■ Required work
Every line must be returned precisely as it is written.

■ Record list
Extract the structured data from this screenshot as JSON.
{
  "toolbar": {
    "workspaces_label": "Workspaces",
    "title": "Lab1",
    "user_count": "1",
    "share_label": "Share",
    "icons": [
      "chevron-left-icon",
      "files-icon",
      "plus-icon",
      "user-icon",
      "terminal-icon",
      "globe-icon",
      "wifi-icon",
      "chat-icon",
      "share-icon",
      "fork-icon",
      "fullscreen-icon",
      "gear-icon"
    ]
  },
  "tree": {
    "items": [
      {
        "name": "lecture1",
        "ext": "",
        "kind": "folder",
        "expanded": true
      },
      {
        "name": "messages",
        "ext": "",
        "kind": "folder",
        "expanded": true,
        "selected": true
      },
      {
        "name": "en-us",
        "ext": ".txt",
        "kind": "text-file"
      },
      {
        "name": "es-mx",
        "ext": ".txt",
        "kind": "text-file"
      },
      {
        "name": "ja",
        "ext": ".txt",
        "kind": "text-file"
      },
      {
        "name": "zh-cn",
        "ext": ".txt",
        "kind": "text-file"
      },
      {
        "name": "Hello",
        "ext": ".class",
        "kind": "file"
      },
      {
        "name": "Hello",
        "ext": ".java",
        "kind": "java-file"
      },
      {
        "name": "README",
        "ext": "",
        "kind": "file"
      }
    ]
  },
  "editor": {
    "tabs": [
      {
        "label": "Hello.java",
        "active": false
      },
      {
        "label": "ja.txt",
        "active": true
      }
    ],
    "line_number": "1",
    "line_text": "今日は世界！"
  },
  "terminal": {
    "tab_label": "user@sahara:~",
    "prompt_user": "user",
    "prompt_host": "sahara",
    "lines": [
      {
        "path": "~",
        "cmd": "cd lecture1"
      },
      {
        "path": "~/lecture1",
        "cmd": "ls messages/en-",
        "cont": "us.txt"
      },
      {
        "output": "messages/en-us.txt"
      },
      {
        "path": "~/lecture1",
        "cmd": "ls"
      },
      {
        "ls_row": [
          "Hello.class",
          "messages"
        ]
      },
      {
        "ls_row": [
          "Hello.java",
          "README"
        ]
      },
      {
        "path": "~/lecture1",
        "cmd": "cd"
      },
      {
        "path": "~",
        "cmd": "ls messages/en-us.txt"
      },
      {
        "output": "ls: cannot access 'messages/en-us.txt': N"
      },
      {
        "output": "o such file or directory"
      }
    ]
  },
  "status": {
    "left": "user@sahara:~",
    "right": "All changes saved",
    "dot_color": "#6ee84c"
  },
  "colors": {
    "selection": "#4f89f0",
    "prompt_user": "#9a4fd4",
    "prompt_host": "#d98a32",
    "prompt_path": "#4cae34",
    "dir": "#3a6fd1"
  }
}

■ Final result
Extract the structured data from this screenshot as JSON.
{
  "toolbar": {
    "workspaces_label": "Workspaces",
    "title": "Lab1",
    "user_count": "1",
    "share_label": "Share",
    "icons": [
      "chevron-left-icon",
      "files-icon",
      "plus-icon",
      "user-icon",
      "terminal-icon",
      "globe-icon",
      "wifi-icon",
      "chat-icon",
      "share-icon",
      "fork-icon",
      "fullscreen-icon",
      "gear-icon"
    ]
  },
  "tree": {
    "items": [
      {
        "name": "lecture1",
        "ext": "",
        "kind": "folder",
        "expanded": true
      },
      {
        "name": "messages",
        "ext": "",
        "kind": "folder",
        "expanded": true,
        "selected": true
      },
      {
        "name": "en-us",
        "ext": ".txt",
        "kind": "text-file"
      },
      {
        "name": "es-mx",
        "ext": ".txt",
        "kind": "text-file"
      },
      {
        "name": "ja",
        "ext": ".txt",
        "kind": "text-file"
      },
      {
        "name": "zh-cn",
        "ext": ".txt",
        "kind": "text-file"
      },
      {
        "name": "Hello",
        "ext": ".class",
        "kind": "file"
      },
      {
        "name": "Hello",
        "ext": ".java",
        "kind": "java-file"
      },
      {
        "name": "README",
        "ext": "",
        "kind": "file"
      }
    ]
  },
  "editor": {
    "tabs": [
      {
        "label": "Hello.java",
        "active": false
      },
      {
        "label": "ja.txt",
        "active": true
      }
    ],
    "line_number": "1",
    "line_text": "今日は世界！"
  },
  "terminal": {
    "tab_label": "user@sahara:~",
    "prompt_user": "user",
    "prompt_host": "sahara",
    "lines": [
      {
        "path": "~",
        "cmd": "cd lecture1"
      },
      {
        "path": "~/lecture1",
        "cmd": "ls messages/en-",
        "cont": "us.txt"
      },
      {
        "output": "messages/en-us.txt"
      },
      {
        "path": "~/lecture1",
        "cmd": "ls"
      },
      {
        "ls_row": [
          "Hello.class",
          "messages"
        ]
      },
      {
        "ls_row": [
          "Hello.java",
          "README"
        ]
      },
      {
        "path": "~/lecture1",
        "cmd": "cd"
      },
      {
        "path": "~",
        "cmd": "ls messages/en-us.txt"
      },
      {
        "output": "ls: cannot access 'messages/en-us.txt': N"
      },
      {
        "output": "o such file or directory"
      }
    ]
  },
  "status": {
    "left": "user@sahara:~",
    "right": "All changes saved",
    "dot_color": "#6ee84c"
  },
  "colors": {
    "selection": "#4f89f0",
    "prompt_user": "#9a4fd4",
    "prompt_host": "#d98a32",
    "prompt_path": "#4cae34",
    "dir": "#3a6fd1"
  }
}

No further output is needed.